## Provided data
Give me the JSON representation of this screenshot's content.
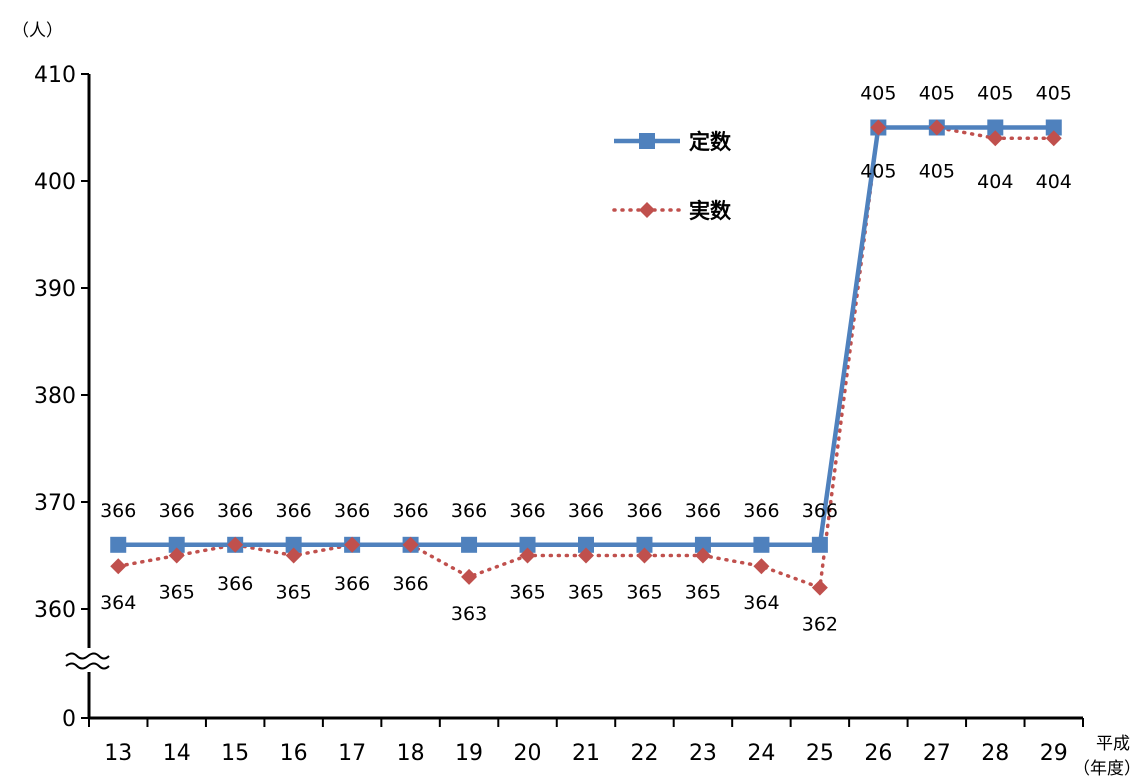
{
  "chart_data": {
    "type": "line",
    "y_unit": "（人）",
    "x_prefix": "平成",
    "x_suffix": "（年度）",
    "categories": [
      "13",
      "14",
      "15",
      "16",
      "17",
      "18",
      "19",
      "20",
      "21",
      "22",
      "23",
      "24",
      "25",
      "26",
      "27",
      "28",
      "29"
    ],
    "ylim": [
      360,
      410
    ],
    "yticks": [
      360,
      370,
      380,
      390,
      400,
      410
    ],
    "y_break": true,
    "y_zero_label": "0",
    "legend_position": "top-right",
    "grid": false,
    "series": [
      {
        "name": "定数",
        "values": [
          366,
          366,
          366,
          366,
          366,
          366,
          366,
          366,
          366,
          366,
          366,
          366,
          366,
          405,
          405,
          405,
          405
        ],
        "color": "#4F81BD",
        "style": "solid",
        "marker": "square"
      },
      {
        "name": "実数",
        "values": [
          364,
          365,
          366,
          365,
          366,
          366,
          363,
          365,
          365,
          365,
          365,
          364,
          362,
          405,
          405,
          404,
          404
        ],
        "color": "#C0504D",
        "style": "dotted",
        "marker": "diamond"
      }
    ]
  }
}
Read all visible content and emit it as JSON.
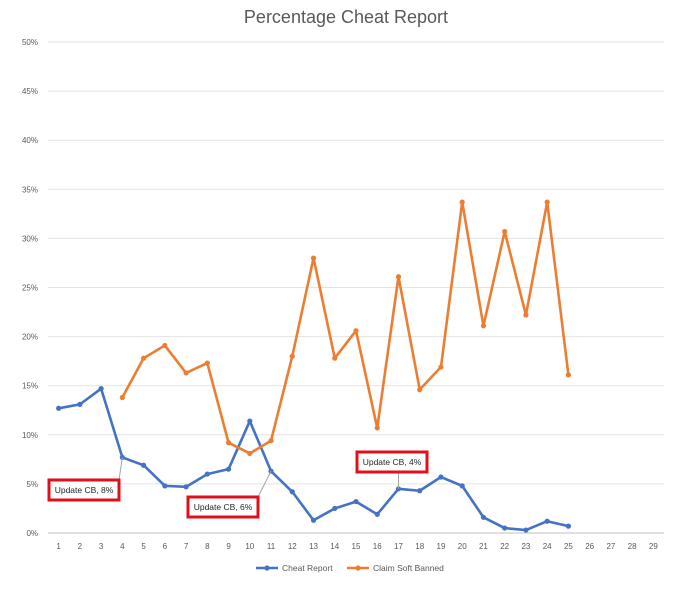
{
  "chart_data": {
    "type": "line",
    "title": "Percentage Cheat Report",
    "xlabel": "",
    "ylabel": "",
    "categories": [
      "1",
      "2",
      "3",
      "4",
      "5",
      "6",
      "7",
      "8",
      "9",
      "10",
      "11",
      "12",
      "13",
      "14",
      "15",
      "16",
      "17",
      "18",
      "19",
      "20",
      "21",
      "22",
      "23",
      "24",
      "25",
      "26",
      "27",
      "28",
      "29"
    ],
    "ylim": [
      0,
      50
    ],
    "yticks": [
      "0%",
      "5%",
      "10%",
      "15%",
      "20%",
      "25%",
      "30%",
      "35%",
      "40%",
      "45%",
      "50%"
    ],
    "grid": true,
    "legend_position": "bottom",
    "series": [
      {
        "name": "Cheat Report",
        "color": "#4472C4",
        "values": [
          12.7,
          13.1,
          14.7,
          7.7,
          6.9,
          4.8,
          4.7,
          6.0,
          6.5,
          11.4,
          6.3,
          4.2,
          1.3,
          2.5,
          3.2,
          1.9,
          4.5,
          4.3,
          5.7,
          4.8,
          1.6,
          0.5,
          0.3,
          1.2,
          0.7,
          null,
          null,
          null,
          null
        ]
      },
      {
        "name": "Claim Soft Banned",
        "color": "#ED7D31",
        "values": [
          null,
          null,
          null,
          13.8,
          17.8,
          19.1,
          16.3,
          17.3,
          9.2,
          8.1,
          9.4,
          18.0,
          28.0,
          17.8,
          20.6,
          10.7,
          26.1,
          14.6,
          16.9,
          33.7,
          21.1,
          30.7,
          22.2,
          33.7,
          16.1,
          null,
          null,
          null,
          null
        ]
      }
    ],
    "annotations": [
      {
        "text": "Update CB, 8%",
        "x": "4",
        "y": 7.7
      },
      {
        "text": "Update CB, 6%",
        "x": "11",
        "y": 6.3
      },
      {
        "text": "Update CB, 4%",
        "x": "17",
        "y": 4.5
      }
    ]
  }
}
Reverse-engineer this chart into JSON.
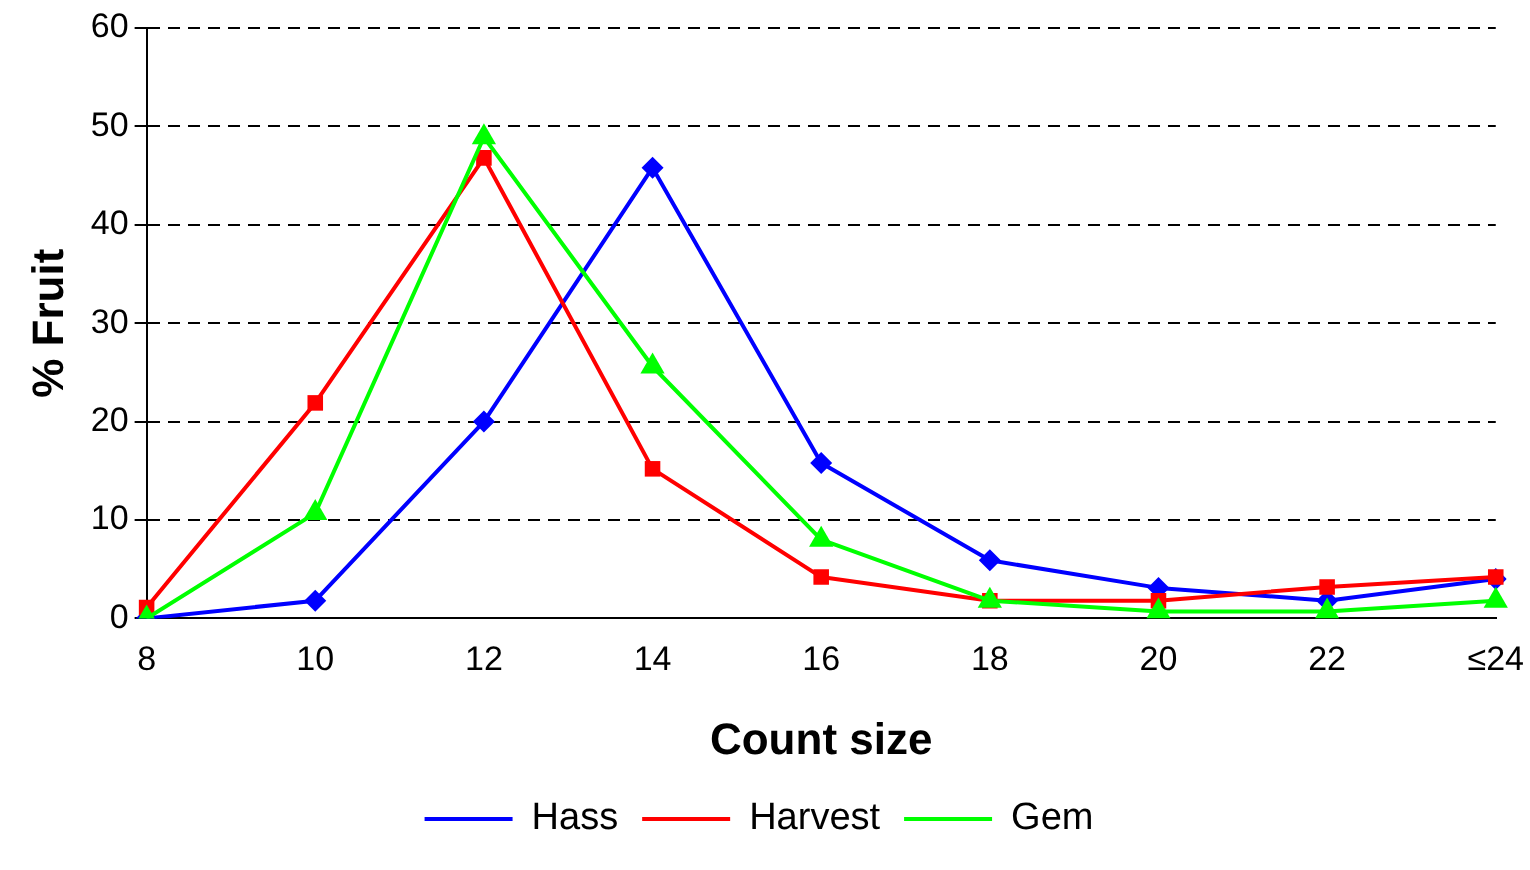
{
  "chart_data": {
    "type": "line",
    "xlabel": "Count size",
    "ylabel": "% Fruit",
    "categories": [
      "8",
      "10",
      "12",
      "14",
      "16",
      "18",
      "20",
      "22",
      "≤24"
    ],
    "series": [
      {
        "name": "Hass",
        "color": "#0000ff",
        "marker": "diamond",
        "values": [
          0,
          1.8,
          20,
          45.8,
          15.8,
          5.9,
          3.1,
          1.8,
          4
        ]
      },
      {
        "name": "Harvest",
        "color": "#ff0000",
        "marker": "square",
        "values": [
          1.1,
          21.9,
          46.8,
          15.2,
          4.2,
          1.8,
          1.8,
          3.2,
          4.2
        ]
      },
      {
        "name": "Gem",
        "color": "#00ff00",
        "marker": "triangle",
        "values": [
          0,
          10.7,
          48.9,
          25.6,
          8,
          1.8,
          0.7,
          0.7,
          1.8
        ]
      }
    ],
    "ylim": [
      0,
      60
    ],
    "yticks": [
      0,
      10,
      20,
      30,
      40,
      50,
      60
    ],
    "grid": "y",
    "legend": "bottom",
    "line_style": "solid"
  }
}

## Written instruction
Copy out the listing exactly as it stands, but not the pictures.

## Written answer
Give me the JSON representation of this screenshot's content.
{
  "chart_data": {
    "type": "line",
    "y_unit": "（人）",
    "x_prefix": "平成",
    "x_suffix": "（年度）",
    "categories": [
      "13",
      "14",
      "15",
      "16",
      "17",
      "18",
      "19",
      "20",
      "21",
      "22",
      "23",
      "24",
      "25",
      "26",
      "27",
      "28",
      "29"
    ],
    "ylim": [
      360,
      410
    ],
    "yticks": [
      360,
      370,
      380,
      390,
      400,
      410
    ],
    "y_break": true,
    "y_zero_label": "0",
    "legend_position": "top-right",
    "grid": false,
    "series": [
      {
        "name": "定数",
        "values": [
          366,
          366,
          366,
          366,
          366,
          366,
          366,
          366,
          366,
          366,
          366,
          366,
          366,
          405,
          405,
          405,
          405
        ],
        "color": "#4F81BD",
        "style": "solid",
        "marker": "square"
      },
      {
        "name": "実数",
        "values": [
          364,
          365,
          366,
          365,
          366,
          366,
          363,
          365,
          365,
          365,
          365,
          364,
          362,
          405,
          405,
          404,
          404
        ],
        "color": "#C0504D",
        "style": "dotted",
        "marker": "diamond"
      }
    ]
  }
}
Read all visible content and emit it as JSON.
{
  "chart_data": {
    "type": "line",
    "title": "Percentage Cheat Report",
    "xlabel": "",
    "ylabel": "",
    "categories": [
      "1",
      "2",
      "3",
      "4",
      "5",
      "6",
      "7",
      "8",
      "9",
      "10",
      "11",
      "12",
      "13",
      "14",
      "15",
      "16",
      "17",
      "18",
      "19",
      "20",
      "21",
      "22",
      "23",
      "24",
      "25",
      "26",
      "27",
      "28",
      "29"
    ],
    "ylim": [
      0,
      50
    ],
    "yticks": [
      "0%",
      "5%",
      "10%",
      "15%",
      "20%",
      "25%",
      "30%",
      "35%",
      "40%",
      "45%",
      "50%"
    ],
    "grid": true,
    "legend_position": "bottom",
    "series": [
      {
        "name": "Cheat Report",
        "color": "#4472C4",
        "values": [
          12.7,
          13.1,
          14.7,
          7.7,
          6.9,
          4.8,
          4.7,
          6.0,
          6.5,
          11.4,
          6.3,
          4.2,
          1.3,
          2.5,
          3.2,
          1.9,
          4.5,
          4.3,
          5.7,
          4.8,
          1.6,
          0.5,
          0.3,
          1.2,
          0.7,
          null,
          null,
          null,
          null
        ]
      },
      {
        "name": "Claim Soft Banned",
        "color": "#ED7D31",
        "values": [
          null,
          null,
          null,
          13.8,
          17.8,
          19.1,
          16.3,
          17.3,
          9.2,
          8.1,
          9.4,
          18.0,
          28.0,
          17.8,
          20.6,
          10.7,
          26.1,
          14.6,
          16.9,
          33.7,
          21.1,
          30.7,
          22.2,
          33.7,
          16.1,
          null,
          null,
          null,
          null
        ]
      }
    ],
    "annotations": [
      {
        "text": "Update CB, 8%",
        "x": "4",
        "y": 7.7
      },
      {
        "text": "Update CB, 6%",
        "x": "11",
        "y": 6.3
      },
      {
        "text": "Update CB, 4%",
        "x": "17",
        "y": 4.5
      }
    ]
  }
}
Reverse-engineer this chart into JSON.
{
  "chart_data": {
    "type": "line",
    "xlabel": "Count size",
    "ylabel": "% Fruit",
    "categories": [
      "8",
      "10",
      "12",
      "14",
      "16",
      "18",
      "20",
      "22",
      "≤24"
    ],
    "series": [
      {
        "name": "Hass",
        "color": "#0000ff",
        "marker": "diamond",
        "values": [
          0,
          1.8,
          20,
          45.8,
          15.8,
          5.9,
          3.1,
          1.8,
          4
        ]
      },
      {
        "name": "Harvest",
        "color": "#ff0000",
        "marker": "square",
        "values": [
          1.1,
          21.9,
          46.8,
          15.2,
          4.2,
          1.8,
          1.8,
          3.2,
          4.2
        ]
      },
      {
        "name": "Gem",
        "color": "#00ff00",
        "marker": "triangle",
        "values": [
          0,
          10.7,
          48.9,
          25.6,
          8,
          1.8,
          0.7,
          0.7,
          1.8
        ]
      }
    ],
    "ylim": [
      0,
      60
    ],
    "yticks": [
      0,
      10,
      20,
      30,
      40,
      50,
      60
    ],
    "grid": "y",
    "legend": "bottom",
    "line_style": "solid"
  }
}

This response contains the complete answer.